Task:
Reproduce the records below in full and exactly, without their images.

Available records:
## start
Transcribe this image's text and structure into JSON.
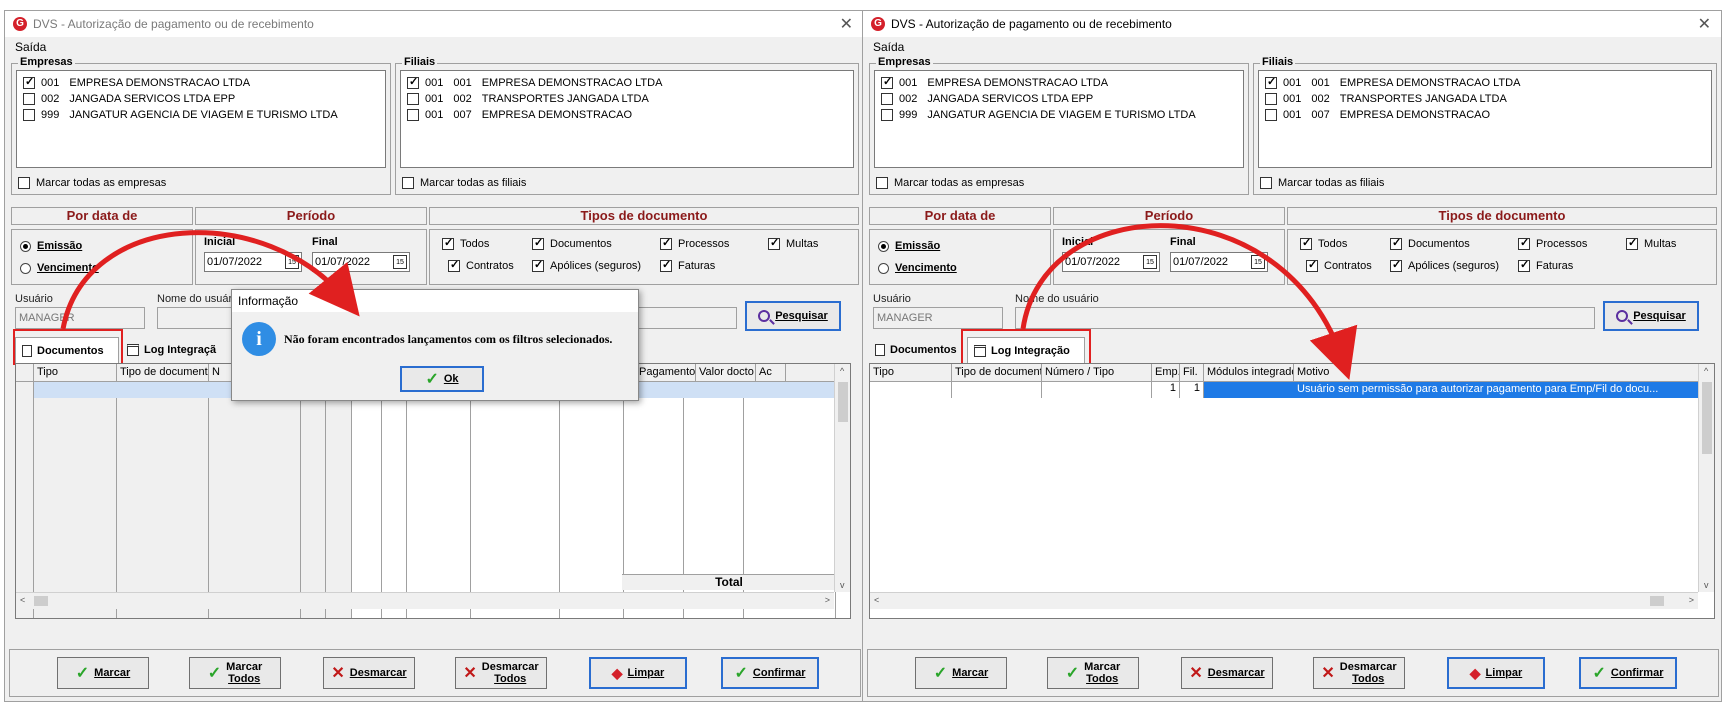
{
  "window": {
    "title": "DVS - Autorização de pagamento ou de recebimento",
    "menu": "Saída"
  },
  "empresas": {
    "label": "Empresas",
    "items": [
      {
        "code": "001",
        "name": "EMPRESA DEMONSTRACAO LTDA",
        "checked": true
      },
      {
        "code": "002",
        "name": "JANGADA SERVICOS LTDA EPP",
        "checked": false
      },
      {
        "code": "999",
        "name": "JANGATUR AGENCIA DE VIAGEM E TURISMO LTDA",
        "checked": false
      }
    ],
    "mark_all": "Marcar todas as empresas"
  },
  "filiais": {
    "label": "Filiais",
    "items": [
      {
        "code": "001",
        "sub": "001",
        "name": "EMPRESA DEMONSTRACAO LTDA",
        "checked": true
      },
      {
        "code": "001",
        "sub": "002",
        "name": "TRANSPORTES JANGADA LTDA",
        "checked": false
      },
      {
        "code": "001",
        "sub": "007",
        "name": "EMPRESA DEMONSTRACAO",
        "checked": false
      }
    ],
    "mark_all": "Marcar todas as filiais"
  },
  "por_data": {
    "header": "Por data de",
    "emissao": "Emissão",
    "vencimento": "Vencimento"
  },
  "periodo": {
    "header": "Período",
    "inicial_label": "Inicial",
    "final_label": "Final",
    "inicial": "01/07/2022",
    "final": "01/07/2022"
  },
  "tipos": {
    "header": "Tipos de documento",
    "todos": "Todos",
    "documentos": "Documentos",
    "processos": "Processos",
    "multas": "Multas",
    "contratos": "Contratos",
    "apolices": "Apólices (seguros)",
    "faturas": "Faturas"
  },
  "usuario": {
    "label": "Usuário",
    "value": "MANAGER",
    "nome_label": "Nome do usuário",
    "nome_label_truncated": "Nome do usuári"
  },
  "pesquisar": "Pesquisar",
  "tabs": {
    "documentos": "Documentos",
    "log": "Log Integração",
    "log_truncated": "Log Integraçã"
  },
  "doc_grid": {
    "headers": [
      "Tipo",
      "Tipo de documento",
      "N",
      "",
      "",
      "",
      "",
      "",
      "cimento",
      "Pagamento",
      "Valor docto",
      "Ac"
    ],
    "total": "Total"
  },
  "log_grid": {
    "headers": [
      "Tipo",
      "Tipo de documento",
      "Número / Tipo",
      "Emp.",
      "Fil.",
      "Módulos integrados",
      "Motivo"
    ],
    "row": {
      "emp": "1",
      "fil": "1",
      "motivo": "Usuário sem permissão para autorizar pagamento para Emp/Fil do docu..."
    }
  },
  "dialog": {
    "title": "Informação",
    "message": "Não foram encontrados lançamentos com os filtros selecionados.",
    "ok": "Ok"
  },
  "buttons": {
    "marcar": "Marcar",
    "marcar_todos_1": "Marcar",
    "marcar_todos_2": "Todos",
    "desmarcar": "Desmarcar",
    "desmarcar_todos_1": "Desmarcar",
    "desmarcar_todos_2": "Todos",
    "limpar": "Limpar",
    "confirmar": "Confirmar"
  },
  "icons": {
    "check": "✓",
    "x": "✕",
    "eraser": "◆",
    "info": "i",
    "close": "✕",
    "app": "G",
    "calendar": "15",
    "scroll_left": "<",
    "scroll_right": ">",
    "scroll_up": "^",
    "scroll_down": "v"
  },
  "colors": {
    "header_text": "#8b1a1a",
    "highlight": "#e02020",
    "selection": "#1e7ae6",
    "info": "#2f8de4"
  }
}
## end
Correct response:
Transcribe this image's text and structure into JSON.
{
  "window": {
    "title": "DVS - Autorização de pagamento ou de recebimento",
    "menu": "Saída"
  },
  "empresas": {
    "label": "Empresas",
    "items": [
      {
        "code": "001",
        "name": "EMPRESA DEMONSTRACAO LTDA",
        "checked": true
      },
      {
        "code": "002",
        "name": "JANGADA SERVICOS LTDA EPP",
        "checked": false
      },
      {
        "code": "999",
        "name": "JANGATUR AGENCIA DE VIAGEM E TURISMO LTDA",
        "checked": false
      }
    ],
    "mark_all": "Marcar todas as empresas"
  },
  "filiais": {
    "label": "Filiais",
    "items": [
      {
        "code": "001",
        "sub": "001",
        "name": "EMPRESA DEMONSTRACAO LTDA",
        "checked": true
      },
      {
        "code": "001",
        "sub": "002",
        "name": "TRANSPORTES JANGADA LTDA",
        "checked": false
      },
      {
        "code": "001",
        "sub": "007",
        "name": "EMPRESA DEMONSTRACAO",
        "checked": false
      }
    ],
    "mark_all": "Marcar todas as filiais"
  },
  "por_data": {
    "header": "Por data de",
    "emissao": "Emissão",
    "vencimento": "Vencimento"
  },
  "periodo": {
    "header": "Período",
    "inicial_label": "Inicial",
    "final_label": "Final",
    "inicial": "01/07/2022",
    "final": "01/07/2022"
  },
  "tipos": {
    "header": "Tipos de documento",
    "todos": "Todos",
    "documentos": "Documentos",
    "processos": "Processos",
    "multas": "Multas",
    "contratos": "Contratos",
    "apolices": "Apólices (seguros)",
    "faturas": "Faturas"
  },
  "usuario": {
    "label": "Usuário",
    "value": "MANAGER",
    "nome_label": "Nome do usuário",
    "nome_label_truncated": "Nome do usuári"
  },
  "pesquisar": "Pesquisar",
  "tabs": {
    "documentos": "Documentos",
    "log": "Log Integração",
    "log_truncated": "Log Integraçã"
  },
  "doc_grid": {
    "headers": [
      "Tipo",
      "Tipo de documento",
      "N",
      "",
      "",
      "",
      "",
      "",
      "cimento",
      "Pagamento",
      "Valor docto",
      "Ac"
    ],
    "total": "Total"
  },
  "log_grid": {
    "headers": [
      "Tipo",
      "Tipo de documento",
      "Número / Tipo",
      "Emp.",
      "Fil.",
      "Módulos integrados",
      "Motivo"
    ],
    "row": {
      "emp": "1",
      "fil": "1",
      "motivo": "Usuário sem permissão para autorizar pagamento para Emp/Fil do docu..."
    }
  },
  "dialog": {
    "title": "Informação",
    "message": "Não foram encontrados lançamentos com os filtros selecionados.",
    "ok": "Ok"
  },
  "buttons": {
    "marcar": "Marcar",
    "marcar_todos_1": "Marcar",
    "marcar_todos_2": "Todos",
    "desmarcar": "Desmarcar",
    "desmarcar_todos_1": "Desmarcar",
    "desmarcar_todos_2": "Todos",
    "limpar": "Limpar",
    "confirmar": "Confirmar"
  },
  "icons": {
    "check": "✓",
    "x": "✕",
    "eraser": "◆",
    "info": "i",
    "close": "✕",
    "app": "G",
    "calendar": "15",
    "scroll_left": "<",
    "scroll_right": ">",
    "scroll_up": "^",
    "scroll_down": "v"
  },
  "colors": {
    "header_text": "#8b1a1a",
    "highlight": "#e02020",
    "selection": "#1e7ae6",
    "info": "#2f8de4"
  }
}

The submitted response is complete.